- _YOUR GOAL_:
The full listing below must be printed exactly, word for word.

- _RECORDS TO USE_:
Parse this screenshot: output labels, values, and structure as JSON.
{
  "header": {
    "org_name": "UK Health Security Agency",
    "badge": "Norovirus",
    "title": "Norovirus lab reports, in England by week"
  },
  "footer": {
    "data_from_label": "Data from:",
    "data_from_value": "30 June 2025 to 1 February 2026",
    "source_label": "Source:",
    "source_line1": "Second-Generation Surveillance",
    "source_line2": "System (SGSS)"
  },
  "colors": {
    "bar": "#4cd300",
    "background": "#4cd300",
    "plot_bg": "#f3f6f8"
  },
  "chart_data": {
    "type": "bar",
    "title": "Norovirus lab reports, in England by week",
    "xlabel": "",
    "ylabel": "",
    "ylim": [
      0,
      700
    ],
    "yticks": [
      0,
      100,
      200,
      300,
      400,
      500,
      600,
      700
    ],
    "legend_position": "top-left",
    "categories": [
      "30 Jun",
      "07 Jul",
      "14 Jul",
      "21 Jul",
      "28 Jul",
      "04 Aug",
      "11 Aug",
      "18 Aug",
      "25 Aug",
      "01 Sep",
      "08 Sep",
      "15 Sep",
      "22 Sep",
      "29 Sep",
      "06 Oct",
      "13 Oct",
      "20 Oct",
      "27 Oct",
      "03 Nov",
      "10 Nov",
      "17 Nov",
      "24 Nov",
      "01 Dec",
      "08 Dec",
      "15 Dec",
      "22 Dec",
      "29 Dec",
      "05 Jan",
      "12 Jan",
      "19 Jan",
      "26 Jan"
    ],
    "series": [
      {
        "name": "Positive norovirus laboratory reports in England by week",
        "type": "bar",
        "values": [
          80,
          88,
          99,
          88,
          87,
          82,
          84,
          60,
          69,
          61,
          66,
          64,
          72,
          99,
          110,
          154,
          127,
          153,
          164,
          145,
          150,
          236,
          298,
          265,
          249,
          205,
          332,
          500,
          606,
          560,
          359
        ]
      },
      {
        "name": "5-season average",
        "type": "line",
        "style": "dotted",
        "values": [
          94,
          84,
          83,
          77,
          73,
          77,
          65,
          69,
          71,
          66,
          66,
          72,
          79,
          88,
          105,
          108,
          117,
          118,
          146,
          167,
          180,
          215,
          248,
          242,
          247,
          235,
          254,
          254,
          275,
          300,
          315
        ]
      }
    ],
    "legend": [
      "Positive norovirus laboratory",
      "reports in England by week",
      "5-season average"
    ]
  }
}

- _EXERCISE RESULT_:
Parse this screenshot: output labels, values, and structure as JSON.
{
  "header": {
    "org_name": "UK Health Security Agency",
    "badge": "Norovirus",
    "title": "Norovirus lab reports, in England by week"
  },
  "footer": {
    "data_from_label": "Data from:",
    "data_from_value": "30 June 2025 to 1 February 2026",
    "source_label": "Source:",
    "source_line1": "Second-Generation Surveillance",
    "source_line2": "System (SGSS)"
  },
  "colors": {
    "bar": "#4cd300",
    "background": "#4cd300",
    "plot_bg": "#f3f6f8"
  },
  "chart_data": {
    "type": "bar",
    "title": "Norovirus lab reports, in England by week",
    "xlabel": "",
    "ylabel": "",
    "ylim": [
      0,
      700
    ],
    "yticks": [
      0,
      100,
      200,
      300,
      400,
      500,
      600,
      700
    ],
    "legend_position": "top-left",
    "categories": [
      "30 Jun",
      "07 Jul",
      "14 Jul",
      "21 Jul",
      "28 Jul",
      "04 Aug",
      "11 Aug",
      "18 Aug",
      "25 Aug",
      "01 Sep",
      "08 Sep",
      "15 Sep",
      "22 Sep",
      "29 Sep",
      "06 Oct",
      "13 Oct",
      "20 Oct",
      "27 Oct",
      "03 Nov",
      "10 Nov",
      "17 Nov",
      "24 Nov",
      "01 Dec",
      "08 Dec",
      "15 Dec",
      "22 Dec",
      "29 Dec",
      "05 Jan",
      "12 Jan",
      "19 Jan",
      "26 Jan"
    ],
    "series": [
      {
        "name": "Positive norovirus laboratory reports in England by week",
        "type": "bar",
        "values": [
          80,
          88,
          99,
          88,
          87,
          82,
          84,
          60,
          69,
          61,
          66,
          64,
          72,
          99,
          110,
          154,
          127,
          153,
          164,
          145,
          150,
          236,
          298,
          265,
          249,
          205,
          332,
          500,
          606,
          560,
          359
        ]
      },
      {
        "name": "5-season average",
        "type": "line",
        "style": "dotted",
        "values": [
          94,
          84,
          83,
          77,
          73,
          77,
          65,
          69,
          71,
          66,
          66,
          72,
          79,
          88,
          105,
          108,
          117,
          118,
          146,
          167,
          180,
          215,
          248,
          242,
          247,
          235,
          254,
          254,
          275,
          300,
          315
        ]
      }
    ],
    "legend": [
      "Positive norovirus laboratory",
      "reports in England by week",
      "5-season average"
    ]
  }
}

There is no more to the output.